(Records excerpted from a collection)
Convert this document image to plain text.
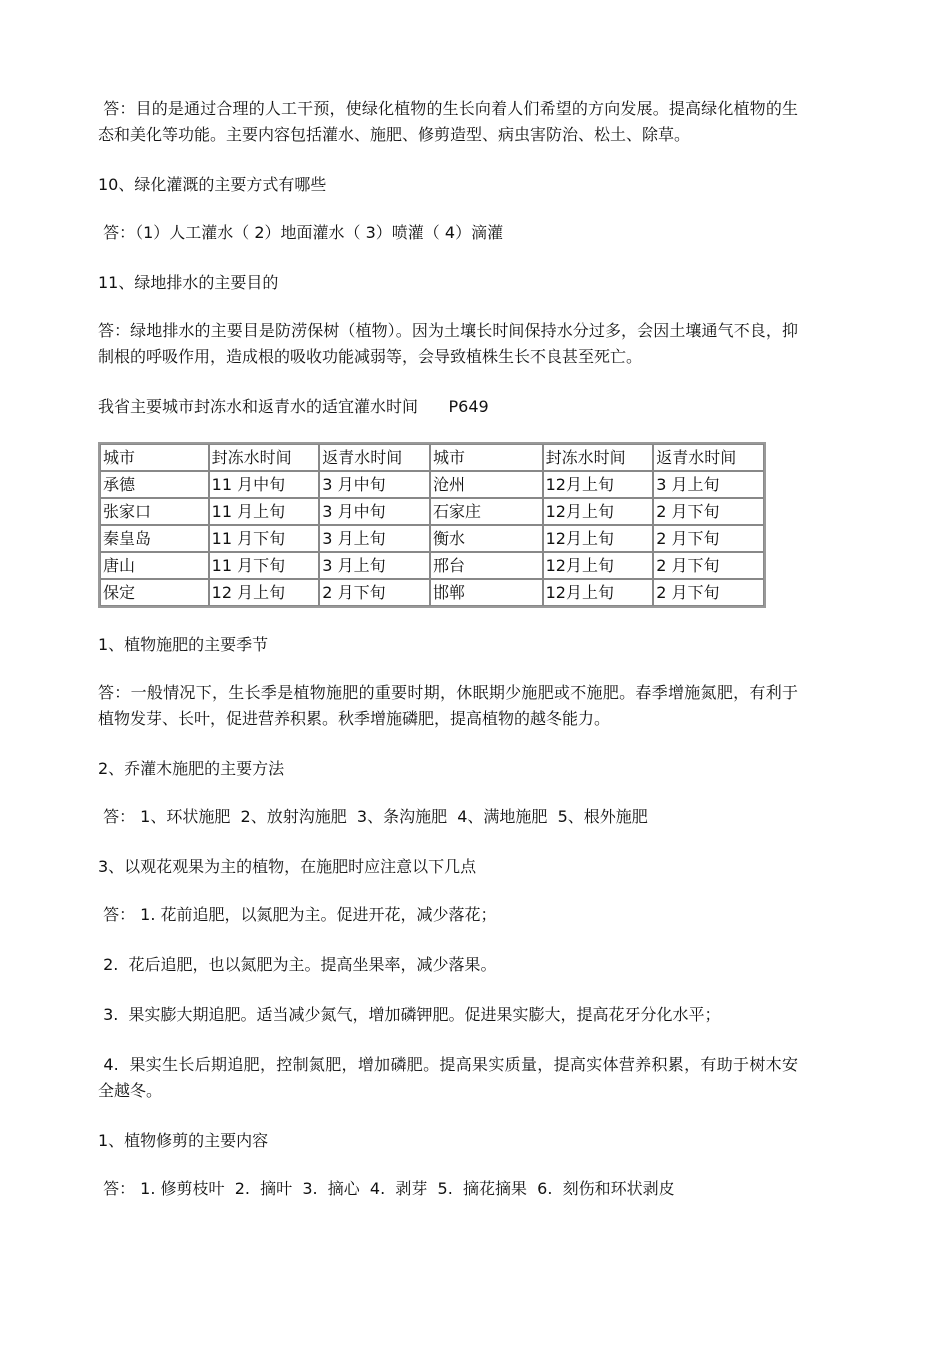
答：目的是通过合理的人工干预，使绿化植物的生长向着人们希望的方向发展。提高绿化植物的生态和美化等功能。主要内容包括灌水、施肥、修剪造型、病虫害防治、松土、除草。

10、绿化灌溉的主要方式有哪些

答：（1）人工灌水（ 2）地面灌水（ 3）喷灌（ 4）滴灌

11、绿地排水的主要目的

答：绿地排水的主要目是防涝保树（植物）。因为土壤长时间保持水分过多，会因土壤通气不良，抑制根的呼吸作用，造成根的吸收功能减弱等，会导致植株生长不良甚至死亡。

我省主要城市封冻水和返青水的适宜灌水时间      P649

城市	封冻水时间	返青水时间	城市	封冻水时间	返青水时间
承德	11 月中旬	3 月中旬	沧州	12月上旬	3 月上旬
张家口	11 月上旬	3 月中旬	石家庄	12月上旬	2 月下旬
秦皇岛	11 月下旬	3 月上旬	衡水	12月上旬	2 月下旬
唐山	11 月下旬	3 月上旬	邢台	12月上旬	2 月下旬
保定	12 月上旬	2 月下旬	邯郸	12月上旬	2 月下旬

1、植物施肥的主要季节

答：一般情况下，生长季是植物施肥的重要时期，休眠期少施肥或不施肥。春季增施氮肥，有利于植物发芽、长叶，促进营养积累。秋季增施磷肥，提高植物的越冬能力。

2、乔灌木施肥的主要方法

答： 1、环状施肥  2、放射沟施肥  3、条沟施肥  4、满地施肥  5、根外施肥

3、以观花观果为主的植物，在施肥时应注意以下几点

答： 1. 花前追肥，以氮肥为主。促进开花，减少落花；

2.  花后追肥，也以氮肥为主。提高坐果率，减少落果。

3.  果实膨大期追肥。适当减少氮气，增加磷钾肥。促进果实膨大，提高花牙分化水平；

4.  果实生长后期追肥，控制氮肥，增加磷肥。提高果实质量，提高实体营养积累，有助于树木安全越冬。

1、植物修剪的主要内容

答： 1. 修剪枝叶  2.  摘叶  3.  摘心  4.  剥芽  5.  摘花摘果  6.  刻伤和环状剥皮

* * *

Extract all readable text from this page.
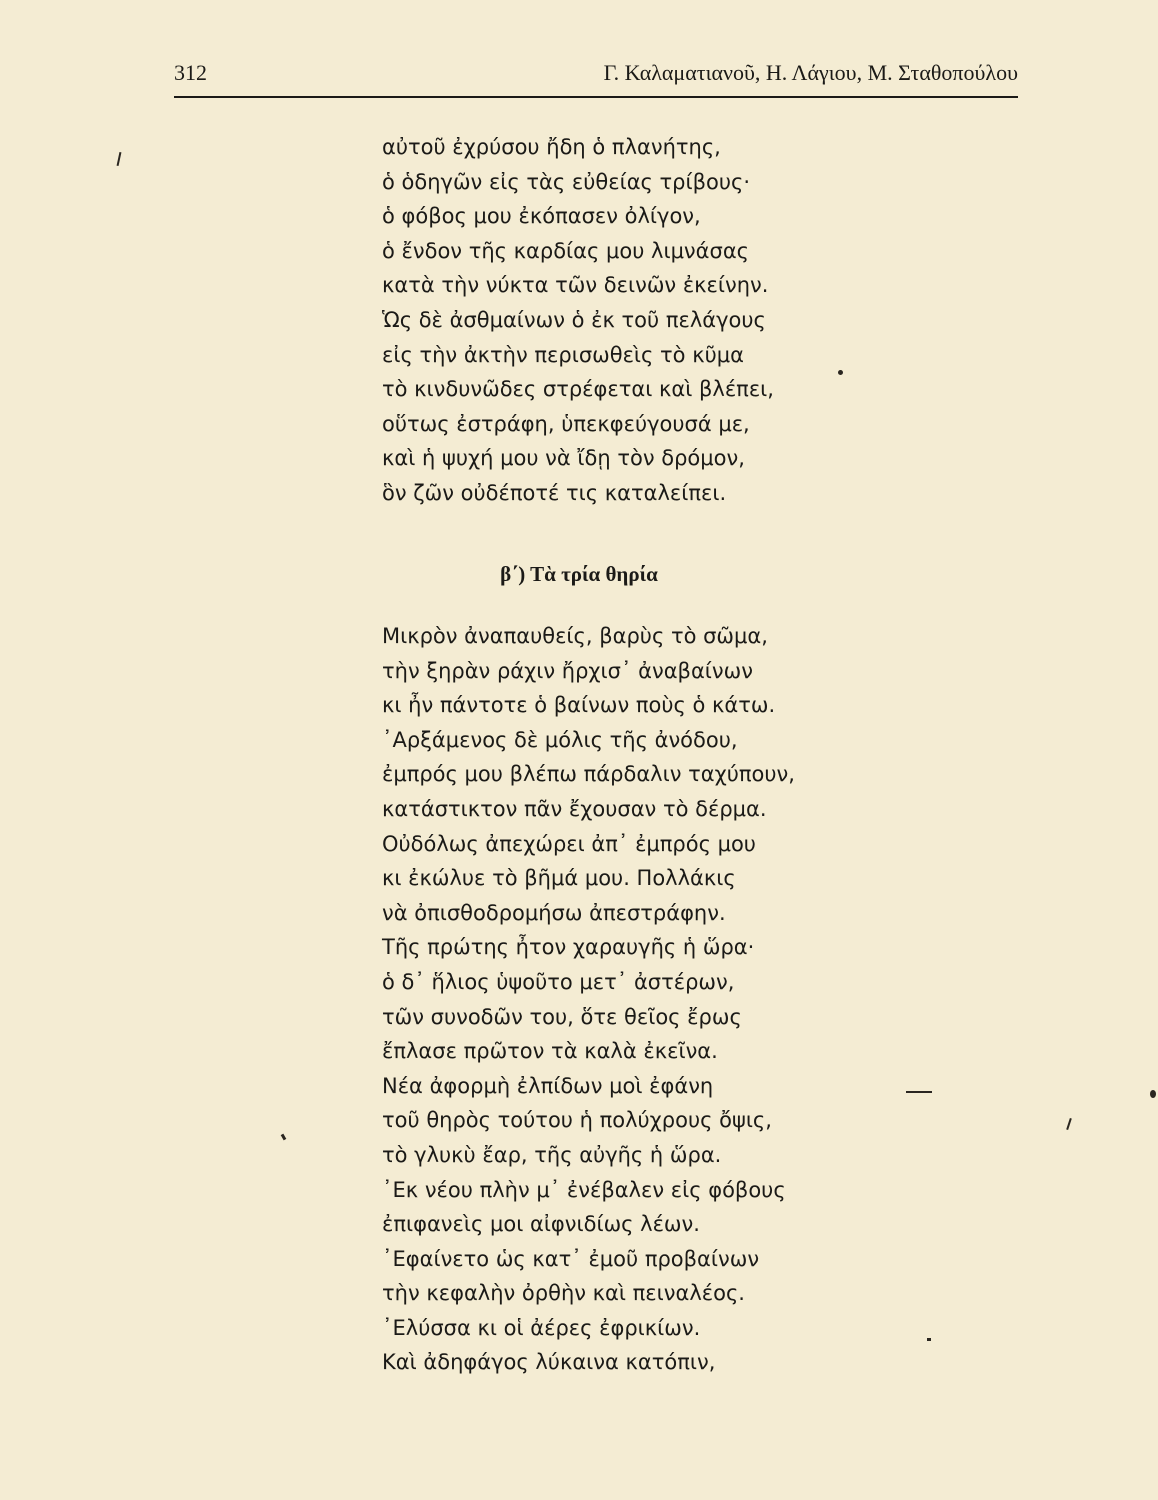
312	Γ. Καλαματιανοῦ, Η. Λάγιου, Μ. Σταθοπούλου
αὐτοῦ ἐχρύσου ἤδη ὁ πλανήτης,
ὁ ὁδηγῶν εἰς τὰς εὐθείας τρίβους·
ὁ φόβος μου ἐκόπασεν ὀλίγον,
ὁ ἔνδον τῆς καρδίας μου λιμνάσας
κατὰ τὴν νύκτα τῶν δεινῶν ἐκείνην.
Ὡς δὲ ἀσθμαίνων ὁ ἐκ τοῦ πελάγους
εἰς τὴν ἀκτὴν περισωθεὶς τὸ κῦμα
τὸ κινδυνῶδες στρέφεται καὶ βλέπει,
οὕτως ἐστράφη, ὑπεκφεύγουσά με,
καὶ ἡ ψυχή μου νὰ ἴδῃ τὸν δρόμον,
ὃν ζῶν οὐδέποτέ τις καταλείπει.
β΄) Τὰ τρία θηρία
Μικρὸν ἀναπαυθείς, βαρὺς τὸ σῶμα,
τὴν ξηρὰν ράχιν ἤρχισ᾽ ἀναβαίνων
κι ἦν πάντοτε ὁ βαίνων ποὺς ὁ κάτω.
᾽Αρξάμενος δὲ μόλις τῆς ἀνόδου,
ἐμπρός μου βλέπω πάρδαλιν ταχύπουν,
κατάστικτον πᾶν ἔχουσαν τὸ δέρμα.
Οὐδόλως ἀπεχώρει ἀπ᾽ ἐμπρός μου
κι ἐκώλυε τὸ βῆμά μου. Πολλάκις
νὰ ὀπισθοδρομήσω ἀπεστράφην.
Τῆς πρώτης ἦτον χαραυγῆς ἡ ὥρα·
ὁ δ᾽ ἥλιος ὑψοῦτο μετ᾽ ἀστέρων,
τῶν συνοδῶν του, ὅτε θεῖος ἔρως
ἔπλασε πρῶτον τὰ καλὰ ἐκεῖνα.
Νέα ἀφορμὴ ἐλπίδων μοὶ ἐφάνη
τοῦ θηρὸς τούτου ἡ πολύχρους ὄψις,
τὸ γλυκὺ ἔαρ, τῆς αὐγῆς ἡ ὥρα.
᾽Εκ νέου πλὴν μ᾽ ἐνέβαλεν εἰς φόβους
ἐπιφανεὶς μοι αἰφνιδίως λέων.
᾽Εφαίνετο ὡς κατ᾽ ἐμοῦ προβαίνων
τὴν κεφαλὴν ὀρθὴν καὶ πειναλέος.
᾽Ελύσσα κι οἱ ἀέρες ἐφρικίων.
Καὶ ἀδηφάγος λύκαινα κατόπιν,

==

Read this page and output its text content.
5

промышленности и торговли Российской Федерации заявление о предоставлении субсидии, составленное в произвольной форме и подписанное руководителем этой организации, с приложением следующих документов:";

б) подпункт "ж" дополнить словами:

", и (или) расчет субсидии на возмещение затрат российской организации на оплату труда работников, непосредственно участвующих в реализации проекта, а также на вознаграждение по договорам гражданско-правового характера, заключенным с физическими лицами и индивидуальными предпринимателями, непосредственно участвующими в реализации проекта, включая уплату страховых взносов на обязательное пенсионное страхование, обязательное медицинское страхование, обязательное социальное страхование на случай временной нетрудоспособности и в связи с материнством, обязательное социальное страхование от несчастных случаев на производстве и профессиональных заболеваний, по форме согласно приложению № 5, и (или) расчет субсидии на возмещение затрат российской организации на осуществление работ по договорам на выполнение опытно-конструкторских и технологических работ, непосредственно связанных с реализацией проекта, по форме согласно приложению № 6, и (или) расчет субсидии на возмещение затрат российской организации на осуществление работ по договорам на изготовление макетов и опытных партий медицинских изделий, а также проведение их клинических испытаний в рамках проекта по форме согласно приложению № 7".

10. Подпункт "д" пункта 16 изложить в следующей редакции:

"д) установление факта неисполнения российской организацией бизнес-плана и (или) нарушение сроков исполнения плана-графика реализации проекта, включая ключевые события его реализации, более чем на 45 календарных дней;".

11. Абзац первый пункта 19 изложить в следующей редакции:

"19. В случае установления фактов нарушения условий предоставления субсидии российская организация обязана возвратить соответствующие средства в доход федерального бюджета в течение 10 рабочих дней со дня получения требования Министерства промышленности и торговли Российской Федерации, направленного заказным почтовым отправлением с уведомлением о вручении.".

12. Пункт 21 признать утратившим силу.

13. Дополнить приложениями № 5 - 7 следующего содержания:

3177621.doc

→ **Exercise details**
Check each line of these records for the string "page" and state only how many lines have it.

→ **Final result**
2